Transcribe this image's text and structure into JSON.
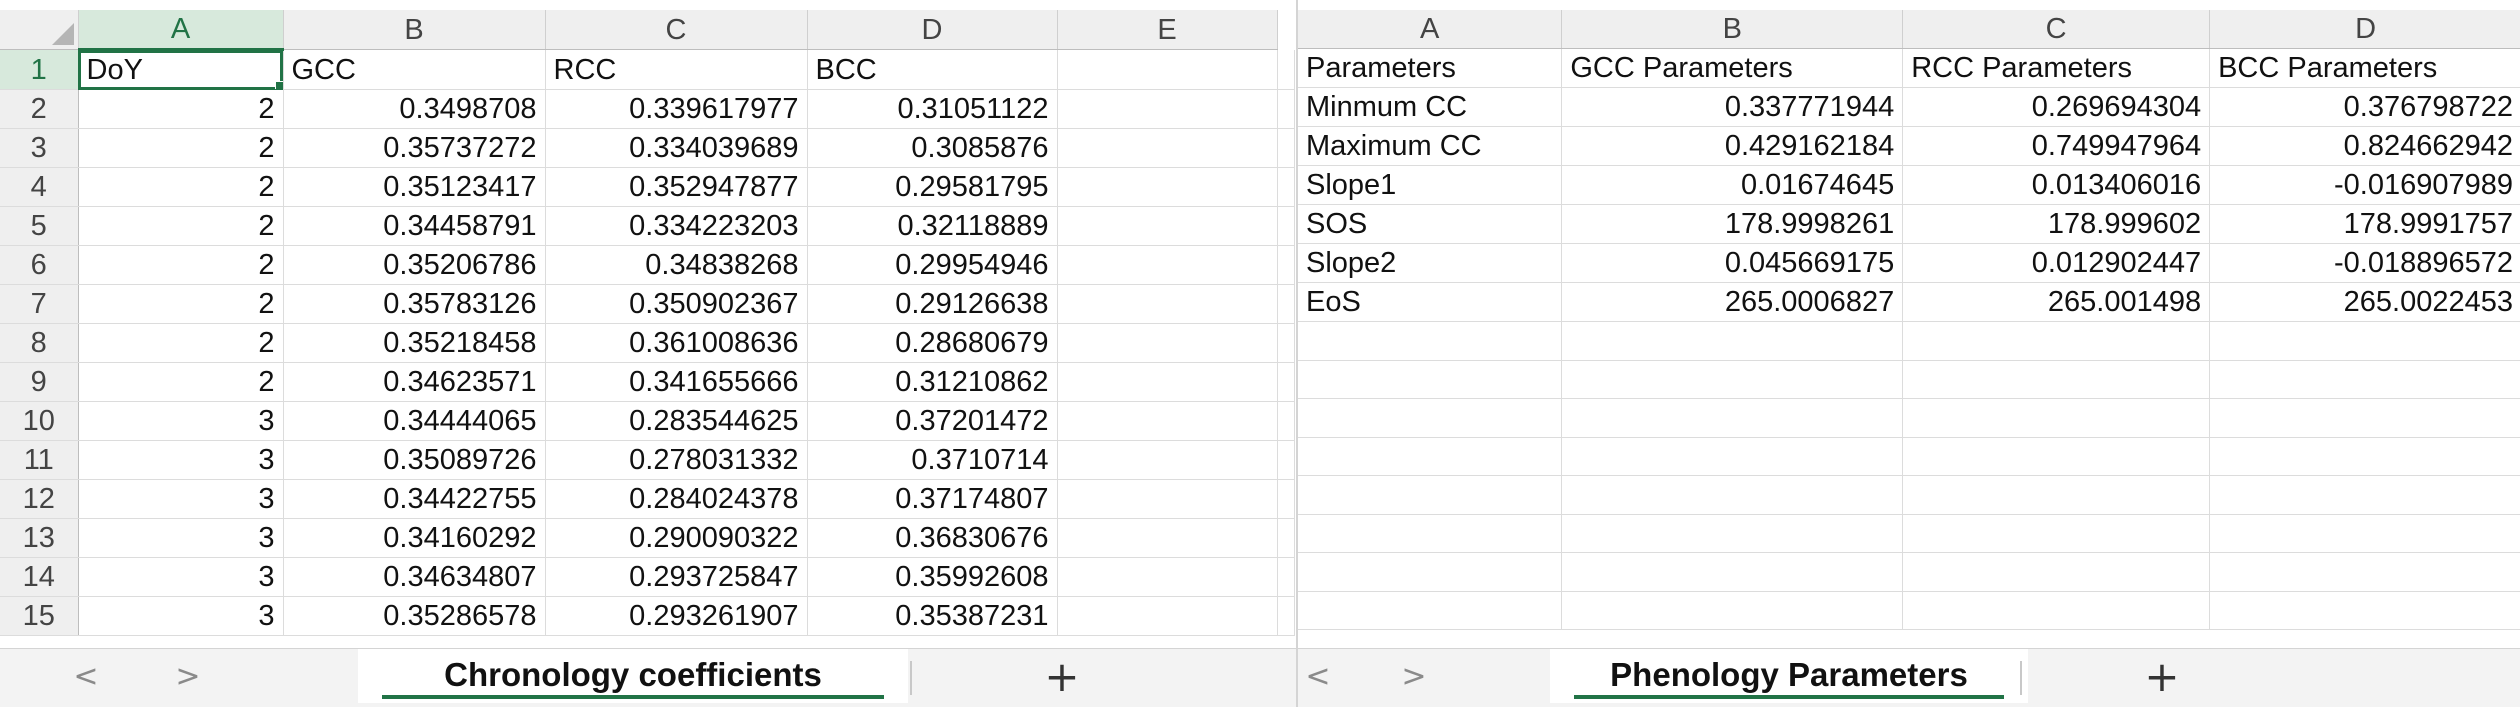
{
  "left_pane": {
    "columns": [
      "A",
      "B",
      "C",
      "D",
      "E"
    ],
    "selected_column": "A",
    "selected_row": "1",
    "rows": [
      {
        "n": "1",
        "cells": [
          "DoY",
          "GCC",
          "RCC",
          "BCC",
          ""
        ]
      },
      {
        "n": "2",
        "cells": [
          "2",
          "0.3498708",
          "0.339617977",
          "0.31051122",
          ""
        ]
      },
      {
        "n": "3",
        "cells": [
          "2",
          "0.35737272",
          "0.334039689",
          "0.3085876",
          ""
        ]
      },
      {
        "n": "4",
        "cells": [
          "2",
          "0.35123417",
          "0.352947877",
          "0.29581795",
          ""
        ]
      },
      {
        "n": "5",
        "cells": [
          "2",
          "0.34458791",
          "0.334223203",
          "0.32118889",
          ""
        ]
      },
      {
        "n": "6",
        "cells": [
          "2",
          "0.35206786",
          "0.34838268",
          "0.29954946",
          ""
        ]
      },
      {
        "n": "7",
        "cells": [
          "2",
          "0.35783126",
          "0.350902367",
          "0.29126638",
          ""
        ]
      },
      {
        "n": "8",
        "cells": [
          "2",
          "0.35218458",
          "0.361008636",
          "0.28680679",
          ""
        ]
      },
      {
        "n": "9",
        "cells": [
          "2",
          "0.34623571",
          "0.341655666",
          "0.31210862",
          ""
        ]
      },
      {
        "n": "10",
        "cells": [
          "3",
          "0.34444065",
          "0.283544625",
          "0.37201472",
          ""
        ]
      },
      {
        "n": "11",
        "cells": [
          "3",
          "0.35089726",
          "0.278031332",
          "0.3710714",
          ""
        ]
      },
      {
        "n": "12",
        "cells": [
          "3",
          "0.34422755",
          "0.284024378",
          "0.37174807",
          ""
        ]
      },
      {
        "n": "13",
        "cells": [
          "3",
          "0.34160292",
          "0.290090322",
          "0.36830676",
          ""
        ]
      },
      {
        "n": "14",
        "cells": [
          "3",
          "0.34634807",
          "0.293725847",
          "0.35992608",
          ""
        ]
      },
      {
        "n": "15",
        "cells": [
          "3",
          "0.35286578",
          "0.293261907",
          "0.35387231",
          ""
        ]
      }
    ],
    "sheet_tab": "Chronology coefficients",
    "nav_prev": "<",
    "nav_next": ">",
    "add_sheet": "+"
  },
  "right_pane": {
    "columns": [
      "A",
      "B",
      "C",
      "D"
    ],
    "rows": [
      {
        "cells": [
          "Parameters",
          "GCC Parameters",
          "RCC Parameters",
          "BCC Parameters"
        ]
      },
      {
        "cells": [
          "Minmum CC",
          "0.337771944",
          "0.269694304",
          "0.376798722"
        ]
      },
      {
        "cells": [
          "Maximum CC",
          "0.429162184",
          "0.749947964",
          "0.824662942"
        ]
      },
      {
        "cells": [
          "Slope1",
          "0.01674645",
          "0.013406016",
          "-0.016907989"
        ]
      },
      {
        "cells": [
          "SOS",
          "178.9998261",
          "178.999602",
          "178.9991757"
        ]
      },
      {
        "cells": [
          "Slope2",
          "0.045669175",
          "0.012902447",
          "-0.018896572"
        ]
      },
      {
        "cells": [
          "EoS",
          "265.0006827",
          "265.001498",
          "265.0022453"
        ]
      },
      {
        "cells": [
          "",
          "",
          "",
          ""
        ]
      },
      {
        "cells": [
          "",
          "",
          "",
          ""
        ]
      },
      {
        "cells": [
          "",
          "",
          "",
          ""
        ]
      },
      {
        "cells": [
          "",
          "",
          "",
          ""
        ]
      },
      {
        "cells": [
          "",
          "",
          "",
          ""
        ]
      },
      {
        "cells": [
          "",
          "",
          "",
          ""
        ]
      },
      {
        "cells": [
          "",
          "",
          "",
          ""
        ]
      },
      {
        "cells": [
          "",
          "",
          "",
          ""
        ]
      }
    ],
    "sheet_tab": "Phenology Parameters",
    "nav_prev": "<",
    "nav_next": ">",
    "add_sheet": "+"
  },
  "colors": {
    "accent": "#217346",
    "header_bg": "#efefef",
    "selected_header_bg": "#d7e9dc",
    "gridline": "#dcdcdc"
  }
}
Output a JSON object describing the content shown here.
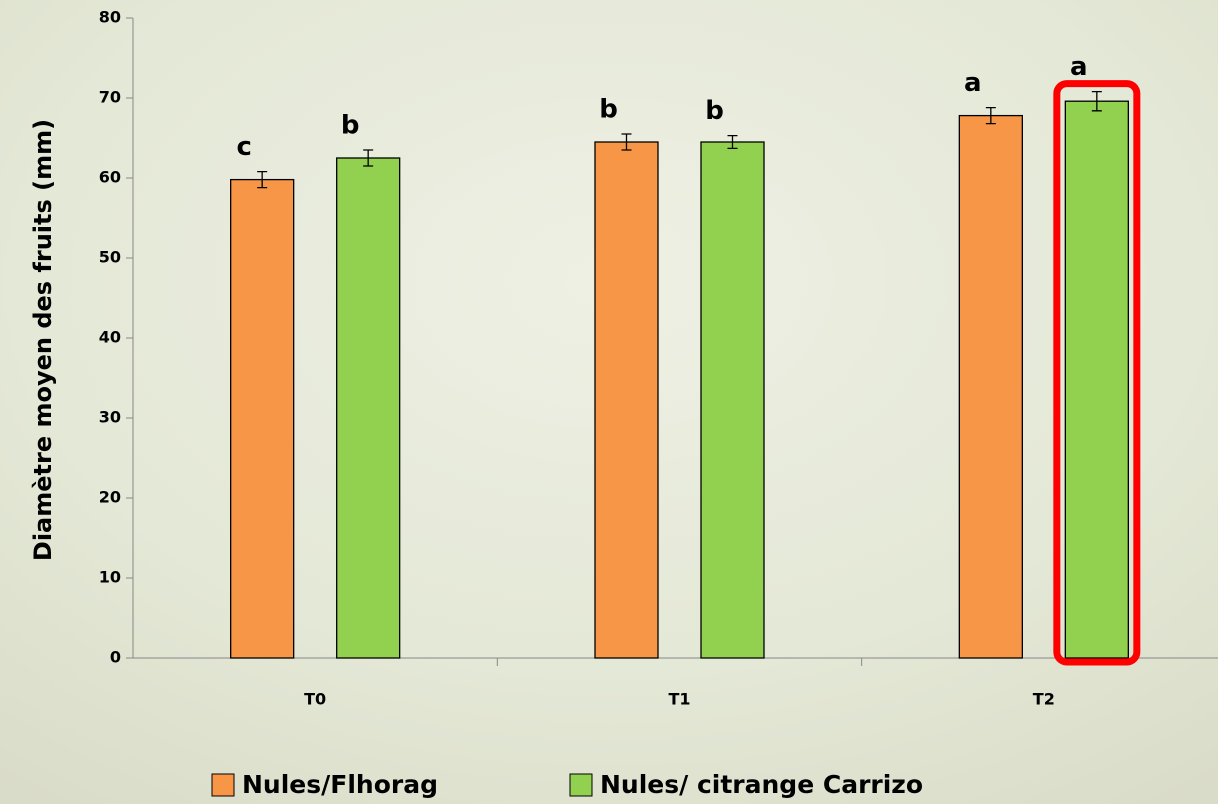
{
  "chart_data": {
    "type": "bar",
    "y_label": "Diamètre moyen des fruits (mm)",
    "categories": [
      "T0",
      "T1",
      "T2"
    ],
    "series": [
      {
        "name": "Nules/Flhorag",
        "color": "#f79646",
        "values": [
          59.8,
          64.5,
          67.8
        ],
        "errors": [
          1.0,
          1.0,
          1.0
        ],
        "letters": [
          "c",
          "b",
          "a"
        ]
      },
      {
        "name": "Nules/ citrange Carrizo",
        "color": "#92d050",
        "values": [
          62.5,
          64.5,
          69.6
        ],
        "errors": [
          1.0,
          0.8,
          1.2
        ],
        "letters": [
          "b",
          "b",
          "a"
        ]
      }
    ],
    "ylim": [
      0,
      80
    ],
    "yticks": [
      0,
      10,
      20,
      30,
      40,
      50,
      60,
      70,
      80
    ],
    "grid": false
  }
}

^^^^^^^^^^^^^^^^

Among the entries above, identify all lines with "Parameters" and copy them.

» Output for this task
          "Parameters",
          "GCC Parameters",
          "RCC Parameters",
          "BCC Parameters"
    "sheet_tab": "Phenology Parameters",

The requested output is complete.